Data extracted from a collection
•••

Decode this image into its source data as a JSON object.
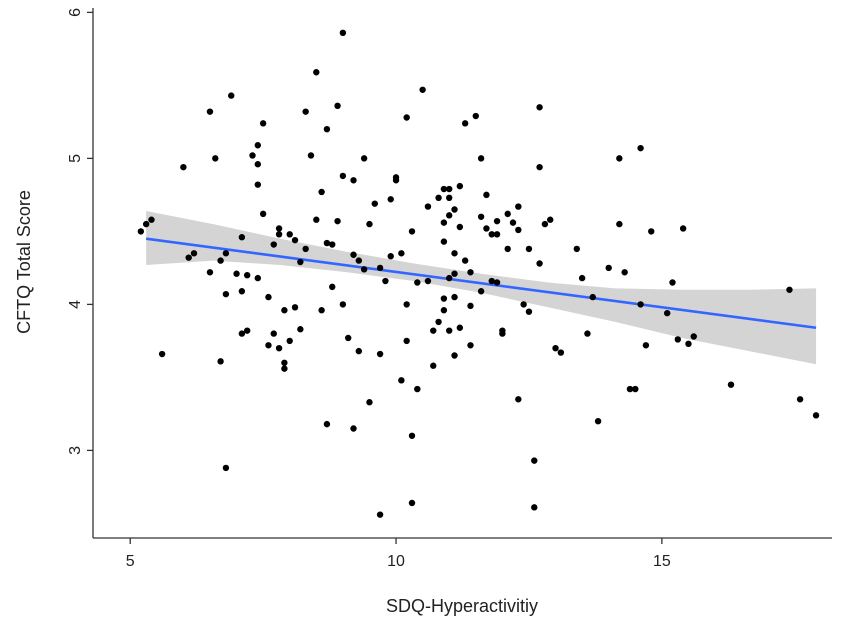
{
  "chart_data": {
    "type": "scatter",
    "xlabel": "SDQ-Hyperactivitiy",
    "ylabel": "CFTQ Total Score",
    "xlim": [
      4.3,
      18.2
    ],
    "ylim": [
      2.4,
      6.03
    ],
    "x_ticks": [
      5,
      10,
      15
    ],
    "y_ticks": [
      3,
      4,
      5,
      6
    ],
    "x_tick_labels": [
      "5",
      "10",
      "15"
    ],
    "y_tick_labels": [
      "3",
      "4",
      "5",
      "6"
    ],
    "grid": false,
    "legend": "none",
    "colors": {
      "points": "#000000",
      "fit_line": "#3366ff",
      "ci_band": "#d4d4d4",
      "axis": "#333333"
    },
    "fit_line": {
      "x": [
        5.3,
        17.9
      ],
      "y": [
        4.45,
        3.84
      ]
    },
    "confidence_band": {
      "x": [
        5.3,
        6.56,
        7.82,
        9.08,
        10.34,
        11.6,
        12.86,
        14.12,
        15.38,
        16.64,
        17.9
      ],
      "lower": [
        4.27,
        4.3,
        4.27,
        4.22,
        4.16,
        4.08,
        3.98,
        3.88,
        3.77,
        3.68,
        3.59
      ],
      "upper": [
        4.64,
        4.55,
        4.45,
        4.36,
        4.28,
        4.21,
        4.15,
        4.11,
        4.1,
        4.1,
        4.11
      ]
    },
    "series": [
      {
        "points": [
          [
            5.2,
            4.5
          ],
          [
            5.3,
            4.55
          ],
          [
            5.4,
            4.58
          ],
          [
            5.6,
            3.66
          ],
          [
            6.0,
            4.94
          ],
          [
            6.1,
            4.32
          ],
          [
            6.2,
            4.35
          ],
          [
            6.5,
            4.22
          ],
          [
            6.5,
            5.32
          ],
          [
            6.6,
            5.0
          ],
          [
            6.7,
            3.61
          ],
          [
            6.7,
            4.3
          ],
          [
            6.8,
            4.35
          ],
          [
            6.8,
            4.07
          ],
          [
            6.8,
            2.88
          ],
          [
            6.9,
            5.43
          ],
          [
            7.0,
            4.21
          ],
          [
            7.1,
            4.46
          ],
          [
            7.1,
            4.09
          ],
          [
            7.1,
            3.8
          ],
          [
            7.2,
            3.82
          ],
          [
            7.2,
            4.2
          ],
          [
            7.3,
            5.02
          ],
          [
            7.4,
            4.18
          ],
          [
            7.4,
            4.82
          ],
          [
            7.4,
            4.96
          ],
          [
            7.4,
            5.09
          ],
          [
            7.5,
            5.24
          ],
          [
            7.5,
            4.62
          ],
          [
            7.6,
            3.72
          ],
          [
            7.6,
            4.05
          ],
          [
            7.7,
            4.41
          ],
          [
            7.7,
            3.8
          ],
          [
            7.8,
            3.7
          ],
          [
            7.8,
            4.52
          ],
          [
            7.8,
            4.48
          ],
          [
            7.9,
            3.56
          ],
          [
            7.9,
            3.6
          ],
          [
            7.9,
            3.96
          ],
          [
            8.0,
            4.48
          ],
          [
            8.0,
            3.75
          ],
          [
            8.1,
            3.98
          ],
          [
            8.1,
            4.44
          ],
          [
            8.2,
            4.29
          ],
          [
            8.2,
            3.83
          ],
          [
            8.3,
            5.32
          ],
          [
            8.3,
            4.38
          ],
          [
            8.4,
            5.02
          ],
          [
            8.5,
            5.59
          ],
          [
            8.5,
            4.58
          ],
          [
            8.6,
            4.77
          ],
          [
            8.6,
            3.96
          ],
          [
            8.7,
            5.2
          ],
          [
            8.7,
            4.42
          ],
          [
            8.7,
            3.18
          ],
          [
            8.8,
            4.41
          ],
          [
            8.8,
            4.12
          ],
          [
            8.9,
            5.36
          ],
          [
            8.9,
            4.57
          ],
          [
            9.0,
            5.86
          ],
          [
            9.0,
            4.88
          ],
          [
            9.0,
            4.0
          ],
          [
            9.1,
            3.77
          ],
          [
            9.2,
            4.85
          ],
          [
            9.2,
            4.34
          ],
          [
            9.2,
            3.15
          ],
          [
            9.3,
            4.3
          ],
          [
            9.3,
            3.68
          ],
          [
            9.4,
            5.0
          ],
          [
            9.4,
            4.24
          ],
          [
            9.5,
            4.55
          ],
          [
            9.5,
            3.33
          ],
          [
            9.6,
            4.69
          ],
          [
            9.7,
            4.25
          ],
          [
            9.7,
            3.66
          ],
          [
            9.7,
            2.56
          ],
          [
            9.8,
            4.16
          ],
          [
            9.9,
            4.72
          ],
          [
            9.9,
            4.33
          ],
          [
            10.0,
            4.87
          ],
          [
            10.0,
            4.85
          ],
          [
            10.1,
            4.35
          ],
          [
            10.1,
            3.48
          ],
          [
            10.2,
            5.28
          ],
          [
            10.2,
            4.0
          ],
          [
            10.2,
            3.75
          ],
          [
            10.3,
            4.5
          ],
          [
            10.3,
            3.1
          ],
          [
            10.3,
            2.64
          ],
          [
            10.4,
            4.15
          ],
          [
            10.4,
            3.42
          ],
          [
            10.5,
            5.47
          ],
          [
            10.6,
            4.67
          ],
          [
            10.6,
            4.16
          ],
          [
            10.7,
            3.82
          ],
          [
            10.7,
            3.58
          ],
          [
            10.8,
            4.73
          ],
          [
            10.8,
            3.88
          ],
          [
            10.9,
            4.79
          ],
          [
            10.9,
            4.56
          ],
          [
            10.9,
            4.43
          ],
          [
            10.9,
            4.04
          ],
          [
            10.9,
            3.96
          ],
          [
            11.0,
            4.79
          ],
          [
            11.0,
            4.73
          ],
          [
            11.0,
            4.61
          ],
          [
            11.0,
            4.18
          ],
          [
            11.0,
            3.82
          ],
          [
            11.1,
            4.65
          ],
          [
            11.1,
            4.35
          ],
          [
            11.1,
            4.21
          ],
          [
            11.1,
            4.05
          ],
          [
            11.1,
            3.65
          ],
          [
            11.2,
            4.81
          ],
          [
            11.2,
            4.53
          ],
          [
            11.2,
            3.84
          ],
          [
            11.3,
            5.24
          ],
          [
            11.3,
            4.3
          ],
          [
            11.4,
            4.22
          ],
          [
            11.4,
            3.99
          ],
          [
            11.4,
            3.72
          ],
          [
            11.5,
            5.29
          ],
          [
            11.6,
            5.0
          ],
          [
            11.6,
            4.6
          ],
          [
            11.6,
            4.09
          ],
          [
            11.7,
            4.75
          ],
          [
            11.7,
            4.52
          ],
          [
            11.8,
            4.48
          ],
          [
            11.8,
            4.16
          ],
          [
            11.9,
            4.57
          ],
          [
            11.9,
            4.48
          ],
          [
            11.9,
            4.15
          ],
          [
            12.0,
            3.8
          ],
          [
            12.0,
            3.82
          ],
          [
            12.1,
            4.62
          ],
          [
            12.1,
            4.38
          ],
          [
            12.2,
            4.56
          ],
          [
            12.3,
            4.67
          ],
          [
            12.3,
            4.51
          ],
          [
            12.3,
            3.35
          ],
          [
            12.4,
            4.0
          ],
          [
            12.5,
            4.38
          ],
          [
            12.5,
            3.95
          ],
          [
            12.6,
            2.93
          ],
          [
            12.6,
            2.61
          ],
          [
            12.7,
            5.35
          ],
          [
            12.7,
            4.94
          ],
          [
            12.7,
            4.28
          ],
          [
            12.8,
            4.55
          ],
          [
            12.9,
            4.58
          ],
          [
            13.0,
            3.7
          ],
          [
            13.1,
            3.67
          ],
          [
            13.4,
            4.38
          ],
          [
            13.5,
            4.18
          ],
          [
            13.6,
            3.8
          ],
          [
            13.7,
            4.05
          ],
          [
            13.8,
            3.2
          ],
          [
            14.0,
            4.25
          ],
          [
            14.2,
            5.0
          ],
          [
            14.2,
            4.55
          ],
          [
            14.3,
            4.22
          ],
          [
            14.4,
            3.42
          ],
          [
            14.5,
            3.42
          ],
          [
            14.6,
            5.07
          ],
          [
            14.6,
            4.0
          ],
          [
            14.7,
            3.72
          ],
          [
            14.8,
            4.5
          ],
          [
            15.1,
            3.94
          ],
          [
            15.2,
            4.15
          ],
          [
            15.3,
            3.76
          ],
          [
            15.4,
            4.52
          ],
          [
            15.5,
            3.73
          ],
          [
            15.6,
            3.78
          ],
          [
            16.3,
            3.45
          ],
          [
            17.4,
            4.1
          ],
          [
            17.6,
            3.35
          ],
          [
            17.9,
            3.24
          ]
        ]
      }
    ]
  }
}
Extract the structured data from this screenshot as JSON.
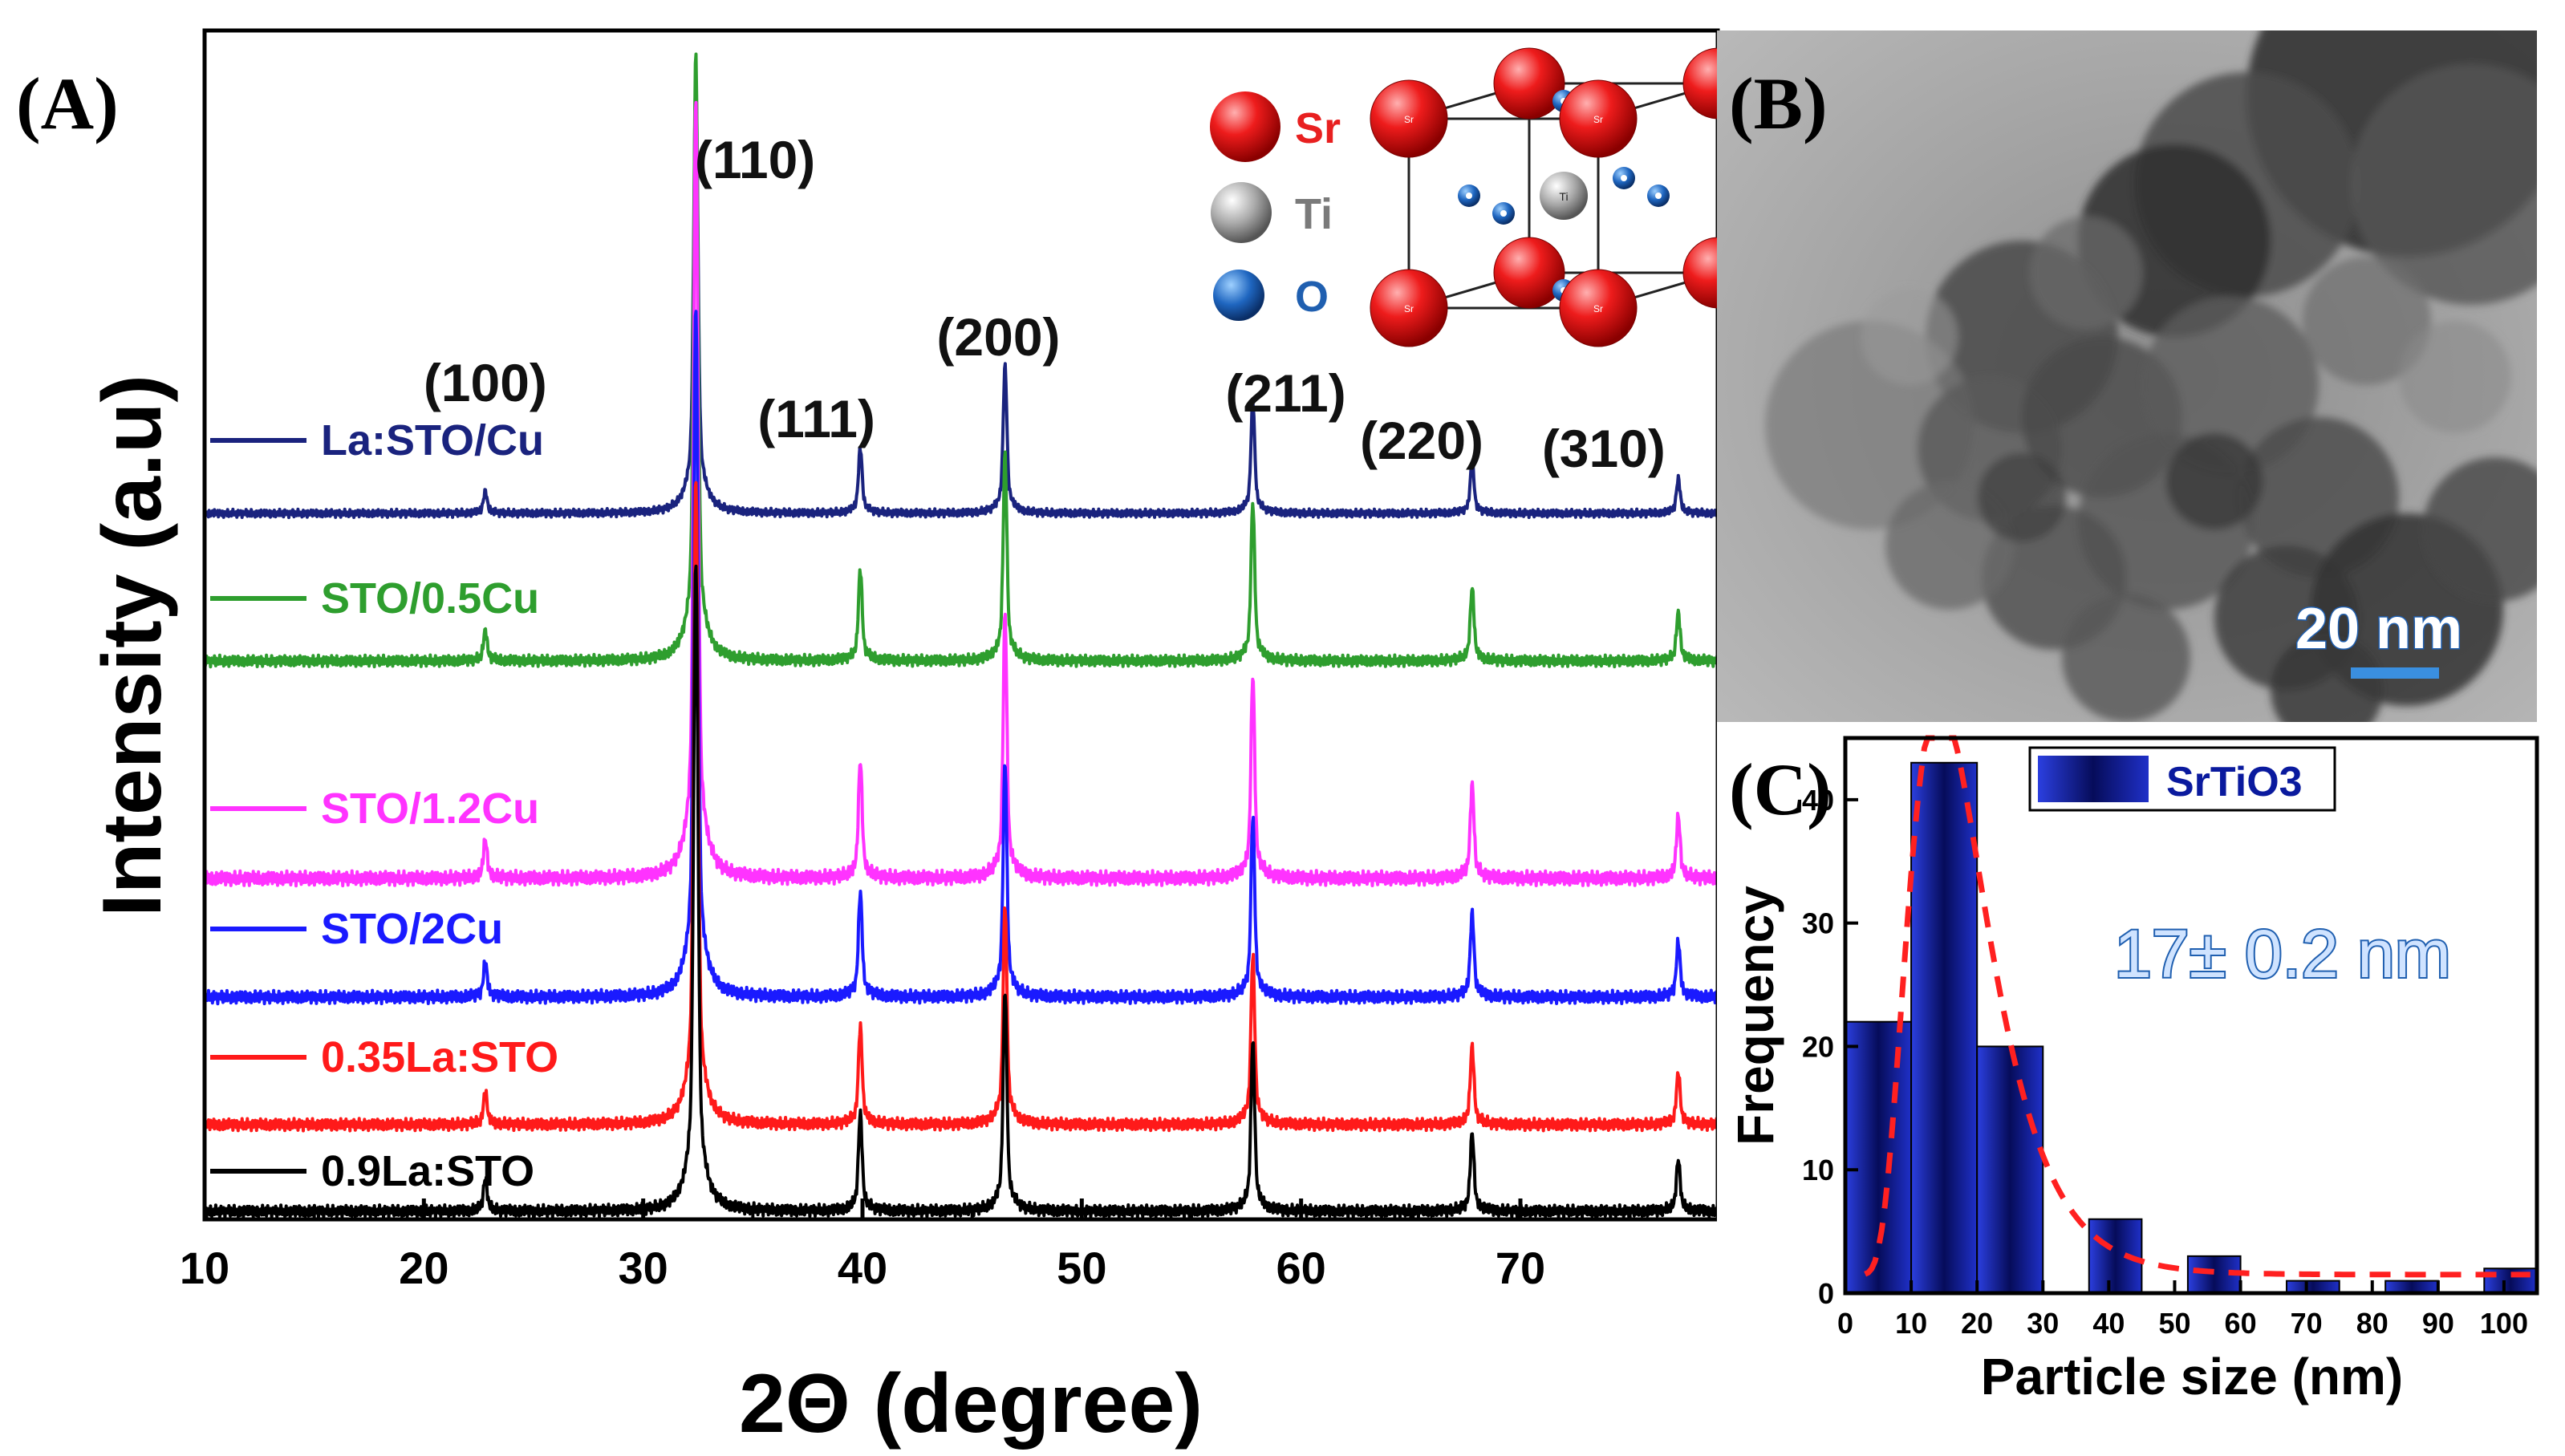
{
  "figure": {
    "panel_labels": {
      "a": "(A)",
      "b": "(B)",
      "c": "(C)"
    },
    "inset": {
      "atoms": [
        {
          "symbol": "Sr",
          "color": "#e82020"
        },
        {
          "symbol": "Ti",
          "color": "#7a7a7a"
        },
        {
          "symbol": "O",
          "color": "#1f5fb0"
        }
      ],
      "center_atom": "Ti",
      "corner_atom": "Sr"
    },
    "tem": {
      "scale_bar": "20 nm"
    }
  },
  "chart_data": [
    {
      "id": "A",
      "type": "line",
      "title": "",
      "xlabel": "2Θ (degree)",
      "ylabel": "Intensity (a.u)",
      "xlim": [
        10,
        79
      ],
      "xticks": [
        10,
        20,
        30,
        40,
        50,
        60,
        70
      ],
      "peaks": [
        {
          "label": "(100)",
          "x": 22.8,
          "rel_height": 0.05
        },
        {
          "label": "(110)",
          "x": 32.4,
          "rel_height": 1.0
        },
        {
          "label": "(111)",
          "x": 39.9,
          "rel_height": 0.15
        },
        {
          "label": "(200)",
          "x": 46.5,
          "rel_height": 0.34
        },
        {
          "label": "(211)",
          "x": 57.8,
          "rel_height": 0.26
        },
        {
          "label": "(220)",
          "x": 67.8,
          "rel_height": 0.12
        },
        {
          "label": "(310)",
          "x": 77.2,
          "rel_height": 0.08
        }
      ],
      "series": [
        {
          "name": "La:STO/Cu",
          "color": "#1a237e",
          "offset": 5
        },
        {
          "name": "STO/0.5Cu",
          "color": "#2e9e2e",
          "offset": 4
        },
        {
          "name": "STO/1.2Cu",
          "color": "#ff33ff",
          "offset": 3
        },
        {
          "name": "STO/2Cu",
          "color": "#1a1aff",
          "offset": 2
        },
        {
          "name": "0.35La:STO",
          "color": "#ff1a1a",
          "offset": 1
        },
        {
          "name": "0.9La:STO",
          "color": "#000000",
          "offset": 0
        }
      ]
    },
    {
      "id": "C",
      "type": "bar",
      "title": "",
      "xlabel": "Particle size (nm)",
      "ylabel": "Frequency",
      "xlim": [
        0,
        105
      ],
      "ylim": [
        0,
        45
      ],
      "xticks": [
        0,
        10,
        20,
        30,
        40,
        50,
        60,
        70,
        80,
        90,
        100
      ],
      "yticks": [
        0,
        10,
        20,
        30,
        40
      ],
      "series": [
        {
          "name": "SrTiO3",
          "color": "#0a1a9e",
          "bins": [
            {
              "x0": 0,
              "x1": 10,
              "value": 22
            },
            {
              "x0": 10,
              "x1": 20,
              "value": 43
            },
            {
              "x0": 20,
              "x1": 30,
              "value": 20
            },
            {
              "x0": 37,
              "x1": 45,
              "value": 6
            },
            {
              "x0": 52,
              "x1": 60,
              "value": 3
            },
            {
              "x0": 67,
              "x1": 75,
              "value": 1
            },
            {
              "x0": 82,
              "x1": 90,
              "value": 1
            },
            {
              "x0": 97,
              "x1": 105,
              "value": 2
            }
          ]
        }
      ],
      "fit_color": "#ff2020",
      "annotation": "17± 0.2 nm"
    }
  ]
}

•••

Pick out and copy the lines of the material that include the word "JSON".

RESULT FOR THIS TASK:
Decode this image into its source data as a JSON object.
Extract the structured data from this screenshot as JSON.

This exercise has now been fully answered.